Provided information:
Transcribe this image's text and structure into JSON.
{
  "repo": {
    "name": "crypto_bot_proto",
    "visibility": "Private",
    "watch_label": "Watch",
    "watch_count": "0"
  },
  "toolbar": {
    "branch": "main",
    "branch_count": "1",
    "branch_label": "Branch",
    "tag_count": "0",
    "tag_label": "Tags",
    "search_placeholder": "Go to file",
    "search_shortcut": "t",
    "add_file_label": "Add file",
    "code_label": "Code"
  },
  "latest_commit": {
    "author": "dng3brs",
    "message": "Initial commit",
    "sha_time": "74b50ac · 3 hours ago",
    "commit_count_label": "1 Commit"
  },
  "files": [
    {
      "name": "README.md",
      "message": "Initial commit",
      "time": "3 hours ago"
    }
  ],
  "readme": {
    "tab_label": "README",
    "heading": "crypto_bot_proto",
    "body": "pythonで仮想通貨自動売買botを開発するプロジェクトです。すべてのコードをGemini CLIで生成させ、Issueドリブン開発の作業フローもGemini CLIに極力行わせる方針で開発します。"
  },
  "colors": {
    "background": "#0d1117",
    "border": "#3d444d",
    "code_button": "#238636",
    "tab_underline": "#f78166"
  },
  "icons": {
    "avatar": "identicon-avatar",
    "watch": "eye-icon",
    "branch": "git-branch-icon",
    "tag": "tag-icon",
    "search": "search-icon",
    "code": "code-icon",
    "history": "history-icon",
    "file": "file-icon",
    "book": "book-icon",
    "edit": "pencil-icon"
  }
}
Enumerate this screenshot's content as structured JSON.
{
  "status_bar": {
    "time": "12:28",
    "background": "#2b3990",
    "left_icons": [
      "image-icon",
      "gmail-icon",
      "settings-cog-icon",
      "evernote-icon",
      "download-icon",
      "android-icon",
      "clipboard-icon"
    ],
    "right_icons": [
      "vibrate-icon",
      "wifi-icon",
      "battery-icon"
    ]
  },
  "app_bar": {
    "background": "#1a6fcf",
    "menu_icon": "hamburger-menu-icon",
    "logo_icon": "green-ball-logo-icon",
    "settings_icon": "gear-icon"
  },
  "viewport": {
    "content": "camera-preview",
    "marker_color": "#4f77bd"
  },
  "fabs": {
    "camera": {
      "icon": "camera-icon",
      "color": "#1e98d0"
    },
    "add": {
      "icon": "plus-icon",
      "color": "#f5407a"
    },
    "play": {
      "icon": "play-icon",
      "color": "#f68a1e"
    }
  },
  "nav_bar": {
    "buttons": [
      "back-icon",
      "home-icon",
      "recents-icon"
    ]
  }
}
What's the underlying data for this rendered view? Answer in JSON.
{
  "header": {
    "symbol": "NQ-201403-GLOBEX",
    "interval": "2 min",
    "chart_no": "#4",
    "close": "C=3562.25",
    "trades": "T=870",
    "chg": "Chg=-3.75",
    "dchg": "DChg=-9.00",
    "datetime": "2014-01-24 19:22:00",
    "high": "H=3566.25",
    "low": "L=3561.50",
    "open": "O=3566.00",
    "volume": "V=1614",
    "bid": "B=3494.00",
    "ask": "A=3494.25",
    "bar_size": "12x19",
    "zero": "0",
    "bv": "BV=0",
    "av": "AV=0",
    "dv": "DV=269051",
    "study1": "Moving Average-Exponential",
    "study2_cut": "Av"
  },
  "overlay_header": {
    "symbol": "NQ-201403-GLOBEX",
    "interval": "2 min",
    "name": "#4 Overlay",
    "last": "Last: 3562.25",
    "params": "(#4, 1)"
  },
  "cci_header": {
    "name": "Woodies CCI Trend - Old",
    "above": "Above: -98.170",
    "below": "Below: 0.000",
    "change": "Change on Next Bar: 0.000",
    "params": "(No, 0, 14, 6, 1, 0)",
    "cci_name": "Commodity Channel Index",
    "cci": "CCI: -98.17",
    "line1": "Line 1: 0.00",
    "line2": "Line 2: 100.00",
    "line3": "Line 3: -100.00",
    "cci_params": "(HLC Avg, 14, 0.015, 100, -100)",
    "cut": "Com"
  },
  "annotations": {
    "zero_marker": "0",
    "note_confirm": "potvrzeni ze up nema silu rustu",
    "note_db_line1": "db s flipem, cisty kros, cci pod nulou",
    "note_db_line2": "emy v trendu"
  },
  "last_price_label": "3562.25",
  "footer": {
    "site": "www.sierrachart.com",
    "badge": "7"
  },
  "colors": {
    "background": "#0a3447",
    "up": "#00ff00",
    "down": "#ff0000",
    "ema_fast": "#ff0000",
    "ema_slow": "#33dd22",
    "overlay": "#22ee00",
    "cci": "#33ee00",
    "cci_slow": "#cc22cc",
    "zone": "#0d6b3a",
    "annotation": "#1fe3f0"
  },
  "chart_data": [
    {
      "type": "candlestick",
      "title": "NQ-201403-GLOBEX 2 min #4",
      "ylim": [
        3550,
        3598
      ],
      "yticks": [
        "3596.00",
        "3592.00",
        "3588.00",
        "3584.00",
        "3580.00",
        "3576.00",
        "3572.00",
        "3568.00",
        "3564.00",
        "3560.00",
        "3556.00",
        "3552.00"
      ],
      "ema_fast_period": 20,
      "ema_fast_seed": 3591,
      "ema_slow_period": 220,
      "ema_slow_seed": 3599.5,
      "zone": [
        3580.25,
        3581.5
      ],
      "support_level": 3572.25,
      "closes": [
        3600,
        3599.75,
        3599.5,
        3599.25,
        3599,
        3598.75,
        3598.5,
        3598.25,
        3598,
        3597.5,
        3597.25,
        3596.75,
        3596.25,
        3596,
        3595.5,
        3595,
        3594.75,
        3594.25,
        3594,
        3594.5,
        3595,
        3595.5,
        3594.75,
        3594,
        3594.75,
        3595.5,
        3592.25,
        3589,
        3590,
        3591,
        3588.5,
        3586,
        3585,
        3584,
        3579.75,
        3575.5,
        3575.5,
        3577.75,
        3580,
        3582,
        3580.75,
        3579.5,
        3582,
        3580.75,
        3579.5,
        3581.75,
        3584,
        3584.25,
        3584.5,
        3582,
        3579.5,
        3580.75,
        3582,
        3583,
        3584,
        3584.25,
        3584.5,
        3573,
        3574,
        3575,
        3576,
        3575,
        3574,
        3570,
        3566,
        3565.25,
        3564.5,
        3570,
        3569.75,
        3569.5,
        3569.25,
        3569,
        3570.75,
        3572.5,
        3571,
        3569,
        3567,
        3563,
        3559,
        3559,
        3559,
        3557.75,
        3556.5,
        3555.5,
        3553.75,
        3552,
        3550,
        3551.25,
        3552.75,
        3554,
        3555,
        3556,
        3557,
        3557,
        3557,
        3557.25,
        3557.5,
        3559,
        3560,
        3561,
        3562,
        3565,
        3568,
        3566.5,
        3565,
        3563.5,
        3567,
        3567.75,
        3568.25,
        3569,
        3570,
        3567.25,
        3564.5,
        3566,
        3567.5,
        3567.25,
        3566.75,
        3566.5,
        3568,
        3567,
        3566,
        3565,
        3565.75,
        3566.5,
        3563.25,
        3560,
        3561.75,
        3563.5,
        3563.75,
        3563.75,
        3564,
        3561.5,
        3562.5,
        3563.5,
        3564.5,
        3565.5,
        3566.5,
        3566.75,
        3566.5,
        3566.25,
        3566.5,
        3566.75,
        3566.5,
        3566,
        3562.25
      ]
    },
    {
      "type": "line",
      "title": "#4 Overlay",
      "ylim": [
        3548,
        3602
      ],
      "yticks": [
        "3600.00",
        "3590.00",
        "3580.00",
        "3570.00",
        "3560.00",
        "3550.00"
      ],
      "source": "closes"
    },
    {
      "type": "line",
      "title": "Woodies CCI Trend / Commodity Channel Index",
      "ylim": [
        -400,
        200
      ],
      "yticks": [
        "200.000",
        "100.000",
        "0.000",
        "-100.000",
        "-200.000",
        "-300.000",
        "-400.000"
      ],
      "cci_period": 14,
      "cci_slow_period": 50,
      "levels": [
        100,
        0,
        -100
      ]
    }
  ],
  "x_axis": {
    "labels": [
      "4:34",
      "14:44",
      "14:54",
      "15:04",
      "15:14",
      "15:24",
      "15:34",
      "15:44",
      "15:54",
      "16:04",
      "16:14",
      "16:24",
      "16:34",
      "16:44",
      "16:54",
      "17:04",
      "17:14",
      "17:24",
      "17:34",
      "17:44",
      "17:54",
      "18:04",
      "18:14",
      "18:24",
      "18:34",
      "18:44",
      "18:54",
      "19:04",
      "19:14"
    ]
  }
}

What is asked: Give only the number of lines in the data that hold the word "background".

Written solution: 4